* [Set problem]:
Spot every line with the word "screenshot" and return it.

** Begin Provided data **

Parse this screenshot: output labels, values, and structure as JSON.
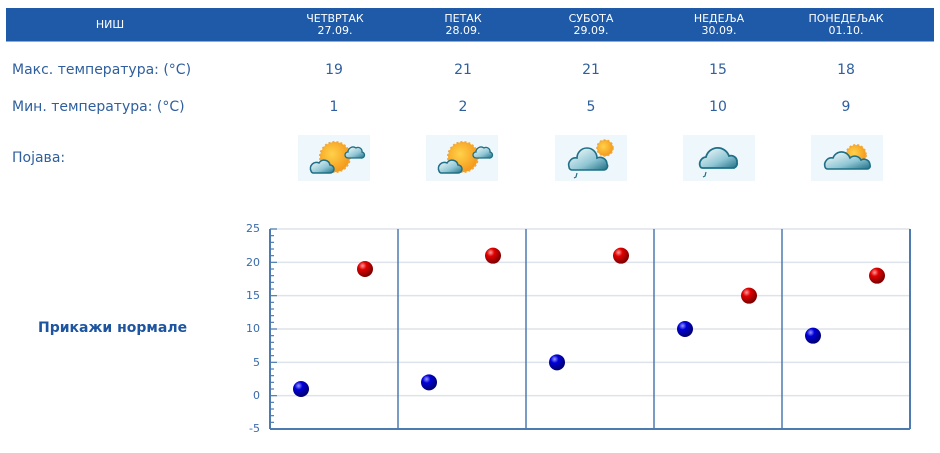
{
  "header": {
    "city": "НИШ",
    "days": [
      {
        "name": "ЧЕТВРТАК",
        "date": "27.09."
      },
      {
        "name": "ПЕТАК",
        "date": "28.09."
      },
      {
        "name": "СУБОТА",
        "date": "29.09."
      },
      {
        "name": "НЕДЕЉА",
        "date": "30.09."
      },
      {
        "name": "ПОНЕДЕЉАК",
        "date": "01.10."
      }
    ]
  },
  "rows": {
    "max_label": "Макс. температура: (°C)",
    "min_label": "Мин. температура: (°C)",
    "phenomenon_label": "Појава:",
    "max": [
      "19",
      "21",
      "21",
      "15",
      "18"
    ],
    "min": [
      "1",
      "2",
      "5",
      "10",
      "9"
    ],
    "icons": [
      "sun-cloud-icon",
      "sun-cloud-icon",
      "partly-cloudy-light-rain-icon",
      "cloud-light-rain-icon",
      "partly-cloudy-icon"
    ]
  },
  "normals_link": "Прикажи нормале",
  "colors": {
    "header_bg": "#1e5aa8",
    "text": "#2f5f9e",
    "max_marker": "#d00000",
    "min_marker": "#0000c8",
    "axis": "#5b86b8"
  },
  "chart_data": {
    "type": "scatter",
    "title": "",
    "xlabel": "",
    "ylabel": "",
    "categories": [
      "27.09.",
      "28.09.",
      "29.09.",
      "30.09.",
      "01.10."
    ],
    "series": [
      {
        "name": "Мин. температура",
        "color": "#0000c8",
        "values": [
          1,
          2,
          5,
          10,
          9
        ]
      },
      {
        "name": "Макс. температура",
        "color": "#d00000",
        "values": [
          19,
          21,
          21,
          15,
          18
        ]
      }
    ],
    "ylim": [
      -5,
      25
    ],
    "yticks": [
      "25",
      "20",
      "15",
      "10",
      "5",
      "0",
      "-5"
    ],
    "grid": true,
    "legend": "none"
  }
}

** End Provided data **
** Begin Provided data **

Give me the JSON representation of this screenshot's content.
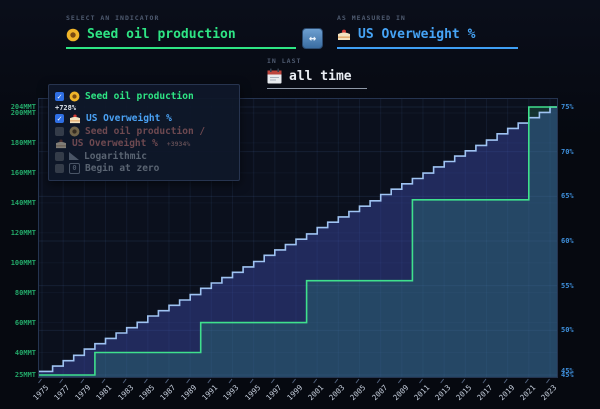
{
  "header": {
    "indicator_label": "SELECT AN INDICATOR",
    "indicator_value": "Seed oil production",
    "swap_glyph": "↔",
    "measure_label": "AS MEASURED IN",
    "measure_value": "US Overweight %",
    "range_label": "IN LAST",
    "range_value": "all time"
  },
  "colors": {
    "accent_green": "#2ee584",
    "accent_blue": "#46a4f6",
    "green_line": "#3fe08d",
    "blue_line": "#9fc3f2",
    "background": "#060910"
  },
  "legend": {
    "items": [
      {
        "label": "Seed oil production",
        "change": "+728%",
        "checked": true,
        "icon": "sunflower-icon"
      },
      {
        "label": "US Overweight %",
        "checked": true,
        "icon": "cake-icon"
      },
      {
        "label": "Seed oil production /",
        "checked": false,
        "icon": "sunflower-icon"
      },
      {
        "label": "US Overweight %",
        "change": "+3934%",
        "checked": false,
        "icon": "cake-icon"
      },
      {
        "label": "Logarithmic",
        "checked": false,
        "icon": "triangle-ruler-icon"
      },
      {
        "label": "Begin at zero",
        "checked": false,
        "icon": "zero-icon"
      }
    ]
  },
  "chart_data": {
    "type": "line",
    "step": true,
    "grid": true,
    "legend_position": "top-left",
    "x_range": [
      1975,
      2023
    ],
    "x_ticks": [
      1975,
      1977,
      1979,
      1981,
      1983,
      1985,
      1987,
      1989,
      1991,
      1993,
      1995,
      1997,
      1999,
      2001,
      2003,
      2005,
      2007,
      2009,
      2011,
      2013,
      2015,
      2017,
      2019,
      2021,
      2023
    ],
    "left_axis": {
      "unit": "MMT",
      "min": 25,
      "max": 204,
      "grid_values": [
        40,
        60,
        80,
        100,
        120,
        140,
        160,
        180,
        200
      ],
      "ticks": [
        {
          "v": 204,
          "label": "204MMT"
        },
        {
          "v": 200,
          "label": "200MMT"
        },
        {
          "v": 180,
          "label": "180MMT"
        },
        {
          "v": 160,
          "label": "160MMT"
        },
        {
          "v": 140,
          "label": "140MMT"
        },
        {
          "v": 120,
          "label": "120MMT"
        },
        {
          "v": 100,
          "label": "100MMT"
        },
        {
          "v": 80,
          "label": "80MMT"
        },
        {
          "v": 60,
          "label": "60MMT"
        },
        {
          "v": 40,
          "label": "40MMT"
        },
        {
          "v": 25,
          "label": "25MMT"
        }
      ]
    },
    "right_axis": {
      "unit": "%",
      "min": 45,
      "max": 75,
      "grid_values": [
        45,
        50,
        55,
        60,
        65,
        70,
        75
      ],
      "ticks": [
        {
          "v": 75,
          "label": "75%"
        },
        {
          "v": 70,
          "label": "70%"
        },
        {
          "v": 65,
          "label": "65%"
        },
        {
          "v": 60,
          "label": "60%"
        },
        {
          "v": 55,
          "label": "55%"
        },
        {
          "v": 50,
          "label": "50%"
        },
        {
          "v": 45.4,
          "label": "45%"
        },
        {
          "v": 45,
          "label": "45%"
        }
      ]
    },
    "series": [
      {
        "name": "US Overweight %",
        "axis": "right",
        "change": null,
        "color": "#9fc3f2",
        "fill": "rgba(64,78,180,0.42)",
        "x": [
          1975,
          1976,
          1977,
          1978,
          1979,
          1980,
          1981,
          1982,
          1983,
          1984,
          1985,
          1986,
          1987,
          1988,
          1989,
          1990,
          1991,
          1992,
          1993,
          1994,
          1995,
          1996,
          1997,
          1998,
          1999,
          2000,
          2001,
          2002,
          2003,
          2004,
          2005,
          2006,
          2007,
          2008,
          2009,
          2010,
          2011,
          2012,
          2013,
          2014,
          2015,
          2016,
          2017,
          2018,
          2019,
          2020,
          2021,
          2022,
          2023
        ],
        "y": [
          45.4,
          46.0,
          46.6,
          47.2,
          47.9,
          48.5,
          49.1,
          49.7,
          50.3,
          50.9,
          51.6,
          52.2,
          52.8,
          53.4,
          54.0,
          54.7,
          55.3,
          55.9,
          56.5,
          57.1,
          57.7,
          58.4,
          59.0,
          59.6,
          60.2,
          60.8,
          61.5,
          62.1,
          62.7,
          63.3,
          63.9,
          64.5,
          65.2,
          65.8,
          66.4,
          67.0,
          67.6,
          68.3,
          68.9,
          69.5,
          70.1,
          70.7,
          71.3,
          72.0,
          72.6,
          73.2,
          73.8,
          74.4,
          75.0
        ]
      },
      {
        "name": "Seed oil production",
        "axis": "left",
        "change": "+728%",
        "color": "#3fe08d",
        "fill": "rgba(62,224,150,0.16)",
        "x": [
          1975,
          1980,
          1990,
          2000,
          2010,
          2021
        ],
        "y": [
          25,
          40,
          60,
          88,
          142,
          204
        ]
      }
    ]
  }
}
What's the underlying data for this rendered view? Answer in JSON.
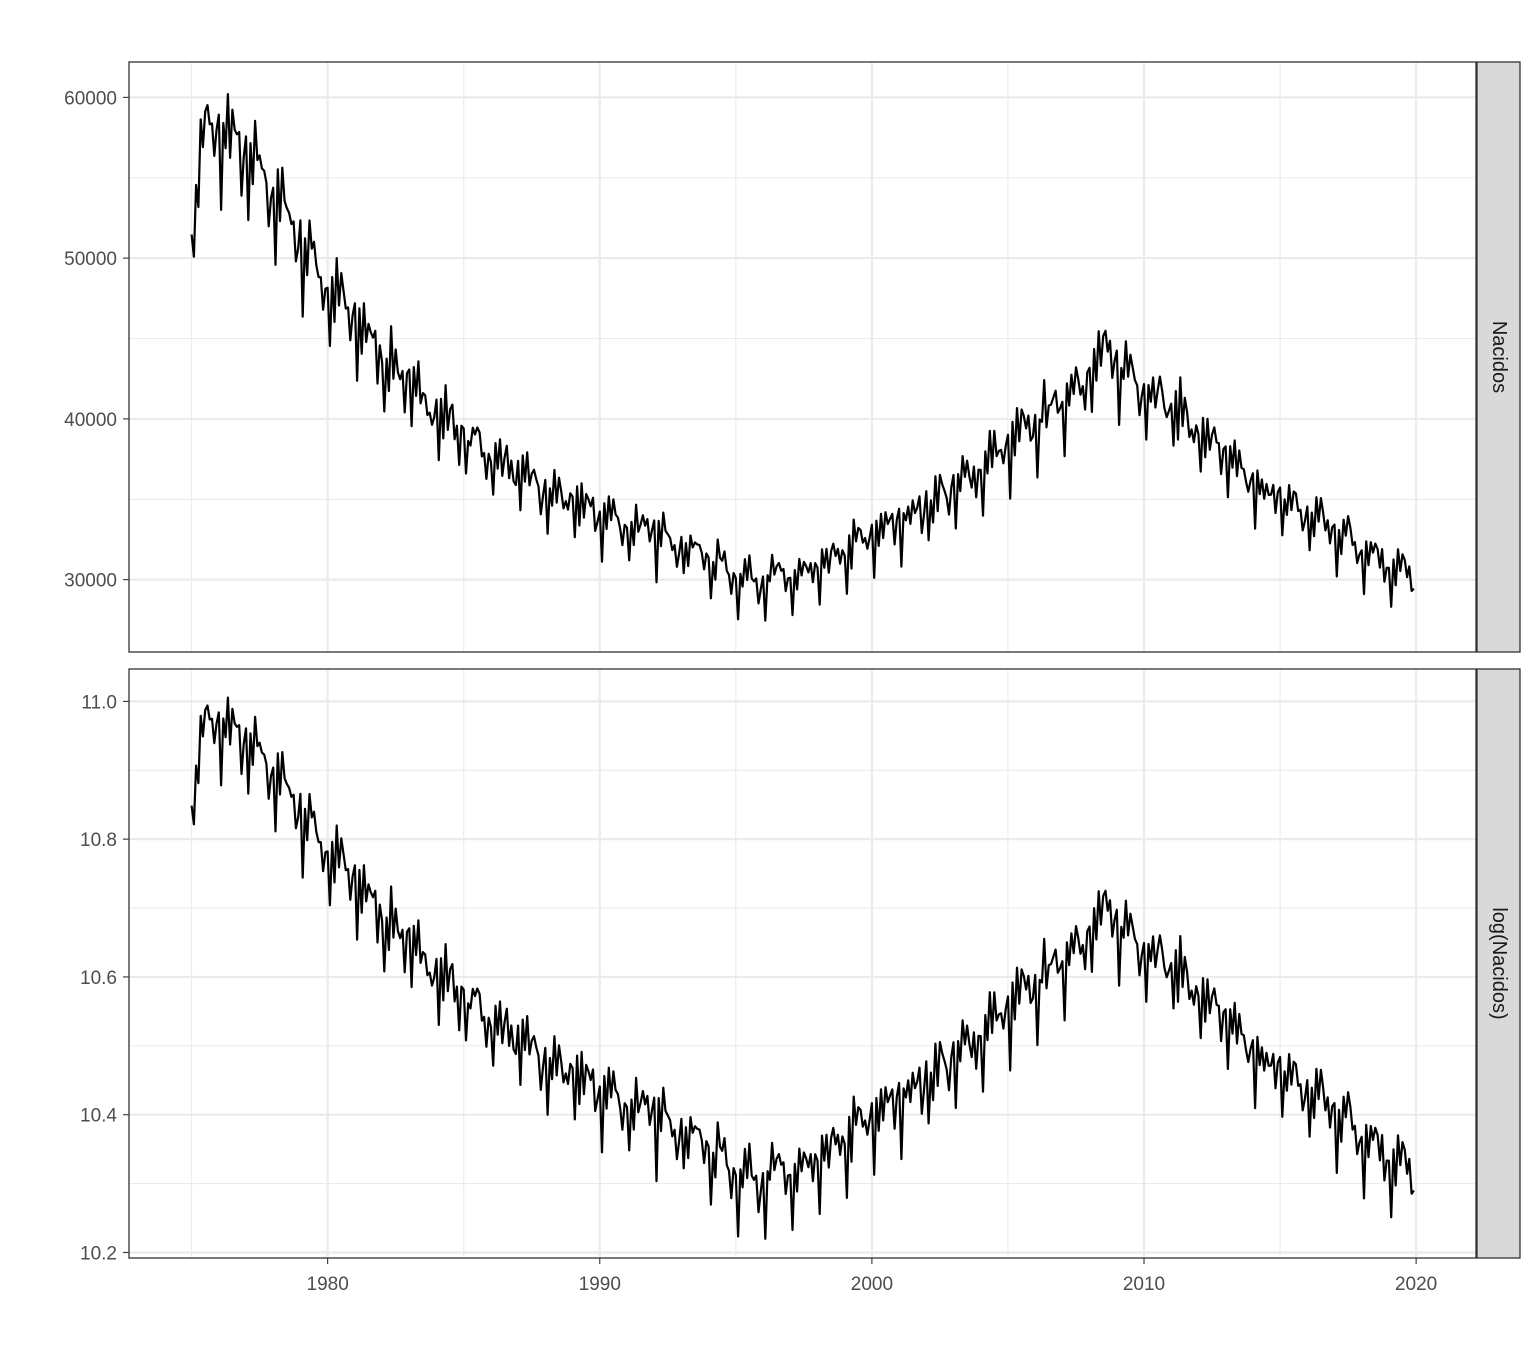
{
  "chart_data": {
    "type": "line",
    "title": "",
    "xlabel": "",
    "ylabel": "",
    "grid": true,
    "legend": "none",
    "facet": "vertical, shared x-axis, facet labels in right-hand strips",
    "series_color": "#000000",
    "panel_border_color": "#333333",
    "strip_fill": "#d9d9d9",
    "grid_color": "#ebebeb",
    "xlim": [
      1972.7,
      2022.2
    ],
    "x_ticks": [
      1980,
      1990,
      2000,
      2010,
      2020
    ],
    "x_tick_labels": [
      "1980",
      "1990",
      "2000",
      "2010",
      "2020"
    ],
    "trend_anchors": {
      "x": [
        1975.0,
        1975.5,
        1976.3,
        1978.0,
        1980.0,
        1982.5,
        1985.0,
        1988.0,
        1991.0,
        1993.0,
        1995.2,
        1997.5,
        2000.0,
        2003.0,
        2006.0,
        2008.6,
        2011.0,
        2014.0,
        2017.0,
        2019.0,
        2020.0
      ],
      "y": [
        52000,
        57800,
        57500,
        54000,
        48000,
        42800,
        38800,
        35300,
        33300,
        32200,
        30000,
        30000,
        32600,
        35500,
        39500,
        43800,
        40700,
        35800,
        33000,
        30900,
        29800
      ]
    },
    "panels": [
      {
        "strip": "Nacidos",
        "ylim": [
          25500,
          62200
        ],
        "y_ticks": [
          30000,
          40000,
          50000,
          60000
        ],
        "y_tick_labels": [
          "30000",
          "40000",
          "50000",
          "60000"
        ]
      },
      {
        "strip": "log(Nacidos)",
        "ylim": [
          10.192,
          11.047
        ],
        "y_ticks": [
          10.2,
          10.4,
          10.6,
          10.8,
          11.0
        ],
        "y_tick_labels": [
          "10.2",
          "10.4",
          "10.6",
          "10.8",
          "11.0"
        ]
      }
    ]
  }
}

** End Provided data **

* [Response below]:
Parse this screenshot: output labels, values, and structure as JSON.
Give me the JSON representation of this screenshot's content.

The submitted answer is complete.